#### What you are asked to do
Copy each line in the data that includes the word "Agency".

[Data excerpts]

----

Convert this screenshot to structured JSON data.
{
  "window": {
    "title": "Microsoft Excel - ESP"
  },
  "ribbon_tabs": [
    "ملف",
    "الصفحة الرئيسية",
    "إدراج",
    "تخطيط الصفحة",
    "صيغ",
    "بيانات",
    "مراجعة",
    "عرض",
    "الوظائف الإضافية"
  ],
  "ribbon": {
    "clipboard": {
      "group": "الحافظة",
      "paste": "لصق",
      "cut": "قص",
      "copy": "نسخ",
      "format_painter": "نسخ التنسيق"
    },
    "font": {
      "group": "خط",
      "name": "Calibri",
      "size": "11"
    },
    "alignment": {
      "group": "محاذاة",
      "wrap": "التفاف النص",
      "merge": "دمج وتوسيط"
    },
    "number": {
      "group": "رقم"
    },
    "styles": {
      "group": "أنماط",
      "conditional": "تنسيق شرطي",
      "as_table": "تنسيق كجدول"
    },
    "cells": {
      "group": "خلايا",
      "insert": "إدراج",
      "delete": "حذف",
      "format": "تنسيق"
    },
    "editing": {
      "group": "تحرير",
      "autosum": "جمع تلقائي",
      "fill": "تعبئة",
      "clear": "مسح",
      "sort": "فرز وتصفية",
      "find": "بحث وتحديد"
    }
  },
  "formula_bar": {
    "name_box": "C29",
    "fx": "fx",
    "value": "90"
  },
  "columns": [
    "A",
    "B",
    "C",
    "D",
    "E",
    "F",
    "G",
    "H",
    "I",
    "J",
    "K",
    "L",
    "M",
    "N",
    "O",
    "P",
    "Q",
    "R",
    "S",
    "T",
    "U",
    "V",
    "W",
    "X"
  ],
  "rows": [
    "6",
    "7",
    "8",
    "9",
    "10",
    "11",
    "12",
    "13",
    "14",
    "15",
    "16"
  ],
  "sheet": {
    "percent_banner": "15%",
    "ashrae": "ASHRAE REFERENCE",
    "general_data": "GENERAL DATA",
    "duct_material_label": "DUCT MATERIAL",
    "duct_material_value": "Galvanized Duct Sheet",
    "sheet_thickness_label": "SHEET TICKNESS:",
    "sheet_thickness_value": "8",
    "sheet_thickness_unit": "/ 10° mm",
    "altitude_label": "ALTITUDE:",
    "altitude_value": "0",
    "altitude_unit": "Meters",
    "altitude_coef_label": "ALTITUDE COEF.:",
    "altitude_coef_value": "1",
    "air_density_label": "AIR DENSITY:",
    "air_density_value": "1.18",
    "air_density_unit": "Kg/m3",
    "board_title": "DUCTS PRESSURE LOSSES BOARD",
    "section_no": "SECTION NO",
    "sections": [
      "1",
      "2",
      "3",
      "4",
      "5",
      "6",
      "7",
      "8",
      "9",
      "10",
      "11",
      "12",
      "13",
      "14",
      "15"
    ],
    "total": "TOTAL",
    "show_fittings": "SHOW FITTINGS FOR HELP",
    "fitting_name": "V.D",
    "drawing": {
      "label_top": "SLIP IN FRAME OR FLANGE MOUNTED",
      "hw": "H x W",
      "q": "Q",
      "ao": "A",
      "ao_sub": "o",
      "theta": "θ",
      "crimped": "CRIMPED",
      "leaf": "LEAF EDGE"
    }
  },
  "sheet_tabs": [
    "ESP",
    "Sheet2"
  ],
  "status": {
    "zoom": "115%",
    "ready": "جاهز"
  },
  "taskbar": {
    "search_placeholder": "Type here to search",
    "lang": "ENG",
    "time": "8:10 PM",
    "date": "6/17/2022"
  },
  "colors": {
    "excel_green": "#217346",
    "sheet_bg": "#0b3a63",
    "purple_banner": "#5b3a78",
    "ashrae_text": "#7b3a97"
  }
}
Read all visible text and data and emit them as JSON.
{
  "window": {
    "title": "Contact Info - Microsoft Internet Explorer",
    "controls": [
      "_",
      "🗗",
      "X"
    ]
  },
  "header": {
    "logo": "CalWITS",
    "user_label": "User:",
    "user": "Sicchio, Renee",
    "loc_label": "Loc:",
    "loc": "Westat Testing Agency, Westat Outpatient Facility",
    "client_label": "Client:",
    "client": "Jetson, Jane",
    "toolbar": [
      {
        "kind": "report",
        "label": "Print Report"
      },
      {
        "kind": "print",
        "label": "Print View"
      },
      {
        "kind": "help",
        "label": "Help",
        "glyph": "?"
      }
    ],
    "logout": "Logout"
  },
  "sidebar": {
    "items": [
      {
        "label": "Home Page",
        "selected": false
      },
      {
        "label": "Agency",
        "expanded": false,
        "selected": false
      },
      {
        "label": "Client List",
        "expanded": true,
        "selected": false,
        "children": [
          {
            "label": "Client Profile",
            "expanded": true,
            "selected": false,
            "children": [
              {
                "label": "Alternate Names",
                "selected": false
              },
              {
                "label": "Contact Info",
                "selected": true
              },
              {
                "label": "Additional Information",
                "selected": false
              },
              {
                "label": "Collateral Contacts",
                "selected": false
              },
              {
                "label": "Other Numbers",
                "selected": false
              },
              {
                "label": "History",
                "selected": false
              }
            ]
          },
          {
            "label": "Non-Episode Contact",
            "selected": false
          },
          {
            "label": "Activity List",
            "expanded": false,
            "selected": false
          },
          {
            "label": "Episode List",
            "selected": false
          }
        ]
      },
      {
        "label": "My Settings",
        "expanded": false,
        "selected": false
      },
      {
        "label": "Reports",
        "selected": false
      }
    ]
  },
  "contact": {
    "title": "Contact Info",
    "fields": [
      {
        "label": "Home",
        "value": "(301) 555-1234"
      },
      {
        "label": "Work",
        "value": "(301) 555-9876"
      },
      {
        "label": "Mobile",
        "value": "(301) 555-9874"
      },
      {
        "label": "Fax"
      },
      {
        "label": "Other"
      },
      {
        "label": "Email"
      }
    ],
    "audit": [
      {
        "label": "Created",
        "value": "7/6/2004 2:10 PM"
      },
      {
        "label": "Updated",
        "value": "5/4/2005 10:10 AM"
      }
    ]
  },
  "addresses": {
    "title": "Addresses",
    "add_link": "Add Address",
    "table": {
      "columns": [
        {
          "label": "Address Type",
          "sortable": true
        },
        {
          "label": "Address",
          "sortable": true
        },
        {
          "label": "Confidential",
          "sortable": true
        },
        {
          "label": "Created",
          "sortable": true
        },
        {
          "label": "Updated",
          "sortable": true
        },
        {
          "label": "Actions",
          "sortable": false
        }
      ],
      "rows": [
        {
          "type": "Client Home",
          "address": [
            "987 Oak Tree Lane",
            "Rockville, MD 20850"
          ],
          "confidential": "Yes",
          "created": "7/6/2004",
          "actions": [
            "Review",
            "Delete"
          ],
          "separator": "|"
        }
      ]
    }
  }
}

----

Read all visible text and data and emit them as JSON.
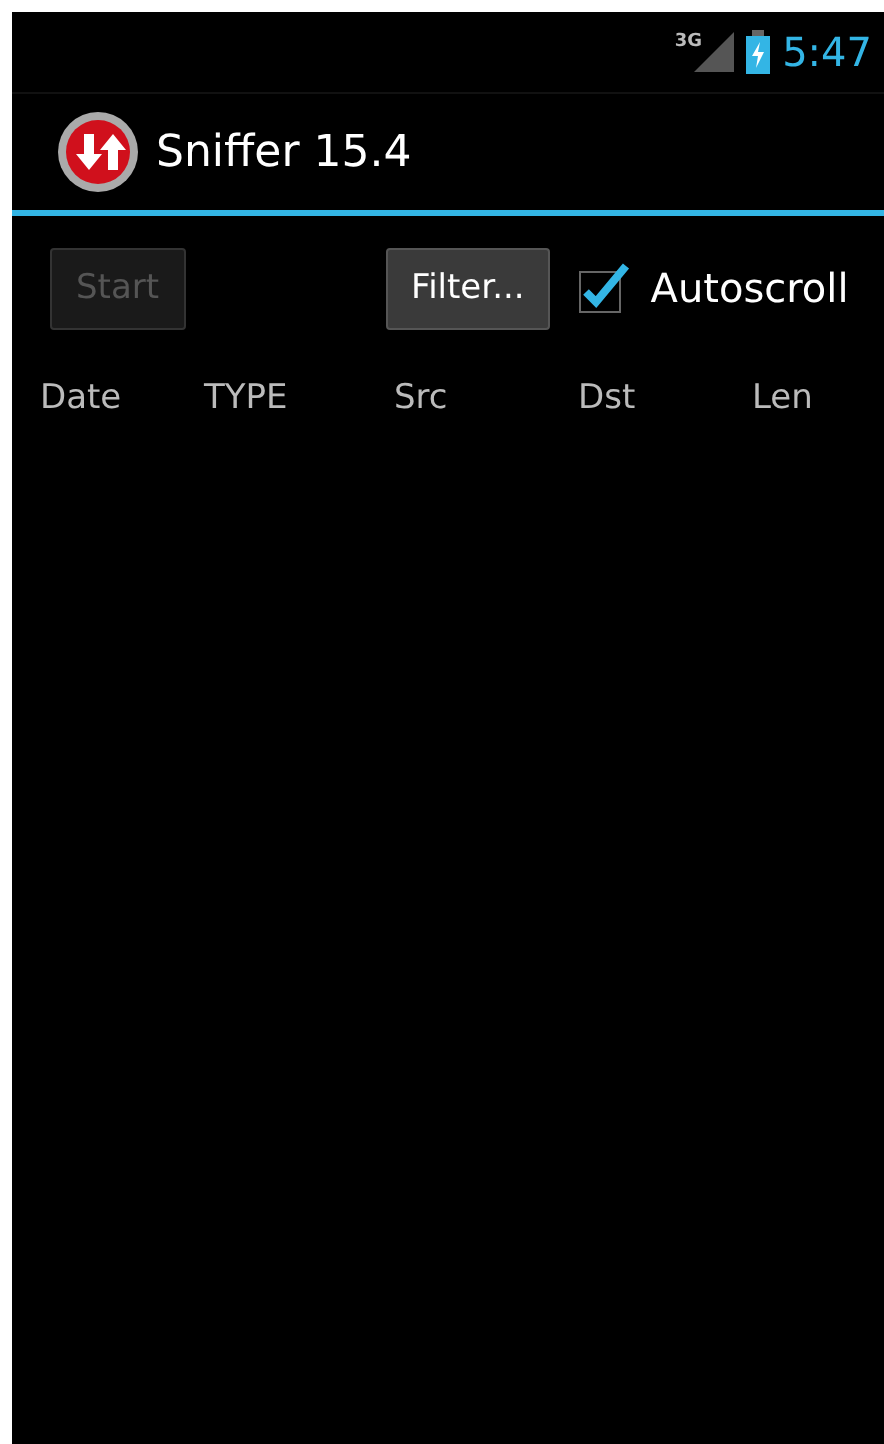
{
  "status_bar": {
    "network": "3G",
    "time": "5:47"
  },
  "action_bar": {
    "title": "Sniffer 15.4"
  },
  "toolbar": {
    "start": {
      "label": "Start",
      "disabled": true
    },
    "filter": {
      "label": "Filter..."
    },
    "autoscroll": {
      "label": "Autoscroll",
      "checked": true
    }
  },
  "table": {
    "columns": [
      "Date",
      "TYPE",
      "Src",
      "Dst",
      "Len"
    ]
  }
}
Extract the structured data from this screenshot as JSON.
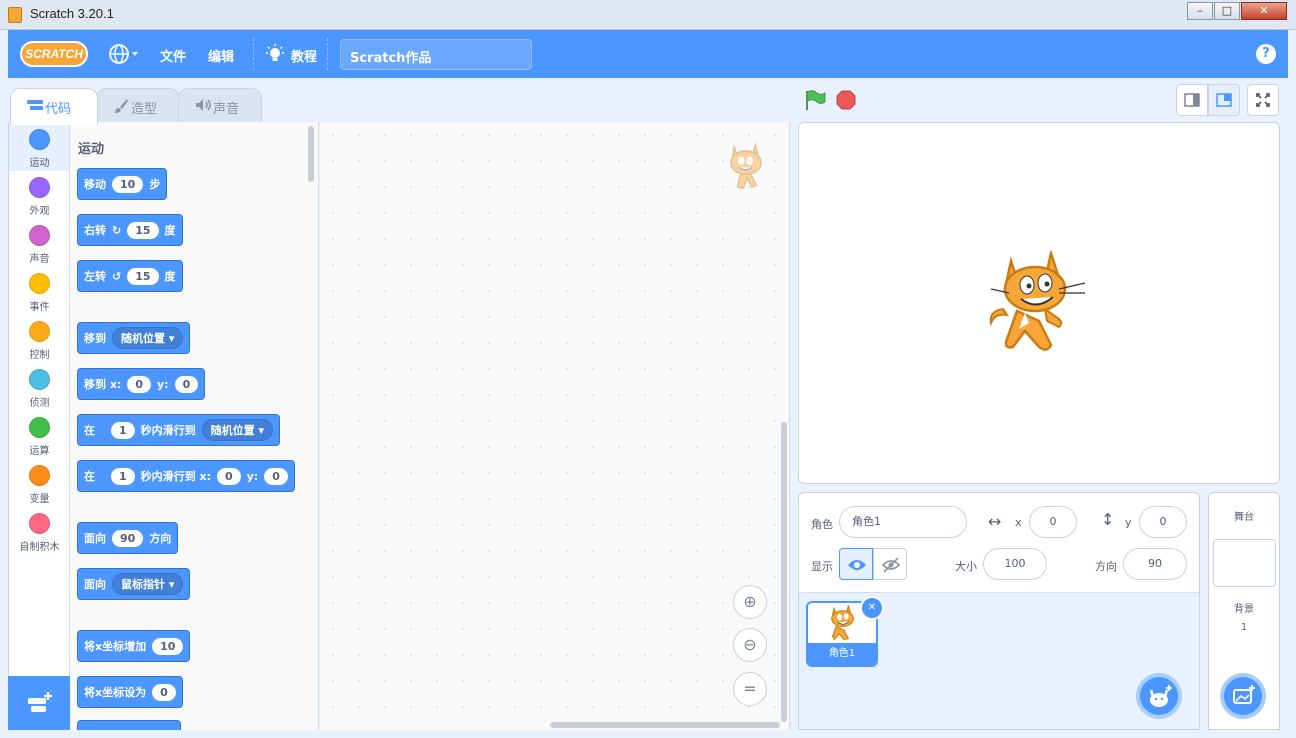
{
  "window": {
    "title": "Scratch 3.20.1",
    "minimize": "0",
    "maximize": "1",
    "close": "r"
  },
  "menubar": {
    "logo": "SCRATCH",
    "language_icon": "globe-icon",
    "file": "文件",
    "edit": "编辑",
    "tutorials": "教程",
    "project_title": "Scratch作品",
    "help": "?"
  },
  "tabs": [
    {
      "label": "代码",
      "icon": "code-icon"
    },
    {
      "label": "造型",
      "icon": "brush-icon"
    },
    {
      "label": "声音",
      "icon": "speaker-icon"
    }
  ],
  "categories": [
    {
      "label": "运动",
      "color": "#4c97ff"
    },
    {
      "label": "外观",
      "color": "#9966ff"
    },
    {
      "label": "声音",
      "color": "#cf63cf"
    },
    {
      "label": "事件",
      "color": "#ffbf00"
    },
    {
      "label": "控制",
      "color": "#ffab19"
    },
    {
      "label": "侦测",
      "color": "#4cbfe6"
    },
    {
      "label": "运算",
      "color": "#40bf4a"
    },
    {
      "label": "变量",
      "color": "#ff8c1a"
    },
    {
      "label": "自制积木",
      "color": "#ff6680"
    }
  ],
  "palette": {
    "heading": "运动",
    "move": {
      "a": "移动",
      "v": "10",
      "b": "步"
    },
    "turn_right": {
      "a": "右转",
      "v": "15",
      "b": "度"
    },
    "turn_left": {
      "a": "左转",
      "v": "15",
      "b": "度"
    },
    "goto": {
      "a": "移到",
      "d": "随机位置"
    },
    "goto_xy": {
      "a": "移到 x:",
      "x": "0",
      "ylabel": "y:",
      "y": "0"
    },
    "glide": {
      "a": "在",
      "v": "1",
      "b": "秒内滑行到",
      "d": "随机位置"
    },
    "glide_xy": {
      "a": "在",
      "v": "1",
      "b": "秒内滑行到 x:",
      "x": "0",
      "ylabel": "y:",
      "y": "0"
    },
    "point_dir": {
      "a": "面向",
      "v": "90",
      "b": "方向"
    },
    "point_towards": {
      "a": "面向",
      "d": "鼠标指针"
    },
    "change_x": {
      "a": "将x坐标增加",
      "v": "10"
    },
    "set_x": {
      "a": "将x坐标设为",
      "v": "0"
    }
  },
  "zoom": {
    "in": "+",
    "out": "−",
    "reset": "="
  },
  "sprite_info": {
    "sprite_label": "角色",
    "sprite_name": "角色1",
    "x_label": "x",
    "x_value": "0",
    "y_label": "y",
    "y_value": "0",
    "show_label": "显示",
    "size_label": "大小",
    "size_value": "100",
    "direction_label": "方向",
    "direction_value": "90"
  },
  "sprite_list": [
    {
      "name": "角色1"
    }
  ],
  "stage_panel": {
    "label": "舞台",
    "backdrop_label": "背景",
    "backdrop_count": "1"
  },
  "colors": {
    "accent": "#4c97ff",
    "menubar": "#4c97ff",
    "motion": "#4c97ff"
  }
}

----

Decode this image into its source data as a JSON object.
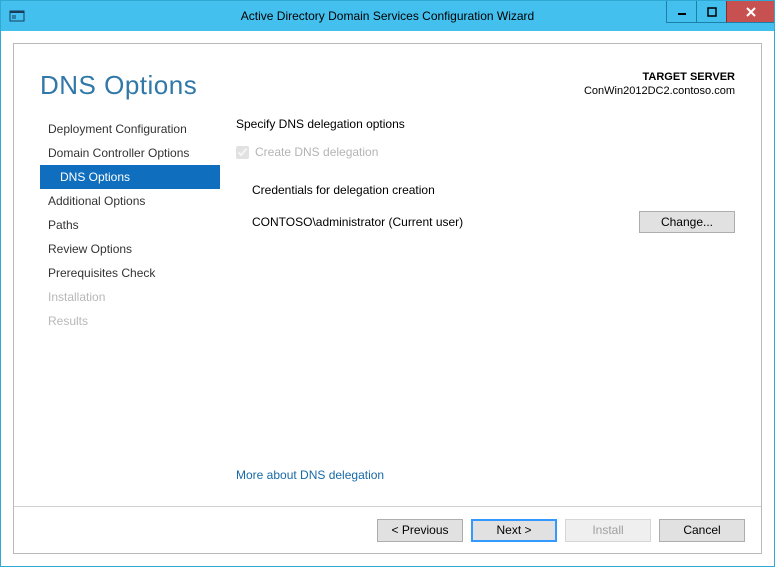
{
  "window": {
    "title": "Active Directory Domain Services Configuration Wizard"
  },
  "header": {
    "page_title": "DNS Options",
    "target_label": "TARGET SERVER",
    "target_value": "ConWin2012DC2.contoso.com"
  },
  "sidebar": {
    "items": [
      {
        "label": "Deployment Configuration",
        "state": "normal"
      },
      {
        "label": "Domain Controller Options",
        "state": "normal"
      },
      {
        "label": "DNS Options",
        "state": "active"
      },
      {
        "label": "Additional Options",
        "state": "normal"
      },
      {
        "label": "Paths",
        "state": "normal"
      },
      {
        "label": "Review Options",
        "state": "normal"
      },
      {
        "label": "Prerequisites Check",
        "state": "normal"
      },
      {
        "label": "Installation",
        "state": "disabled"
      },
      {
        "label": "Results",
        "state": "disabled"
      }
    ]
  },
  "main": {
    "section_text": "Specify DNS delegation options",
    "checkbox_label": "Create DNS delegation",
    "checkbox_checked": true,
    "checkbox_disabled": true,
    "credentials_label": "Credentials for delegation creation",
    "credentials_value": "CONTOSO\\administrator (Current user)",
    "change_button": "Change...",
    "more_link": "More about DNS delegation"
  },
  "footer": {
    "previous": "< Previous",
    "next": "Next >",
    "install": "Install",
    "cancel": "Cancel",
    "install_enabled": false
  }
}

----

#### Solution for this exercise
    "loc": "Westat Testing Agency, Westat Outpatient Facility",
        "label": "Agency",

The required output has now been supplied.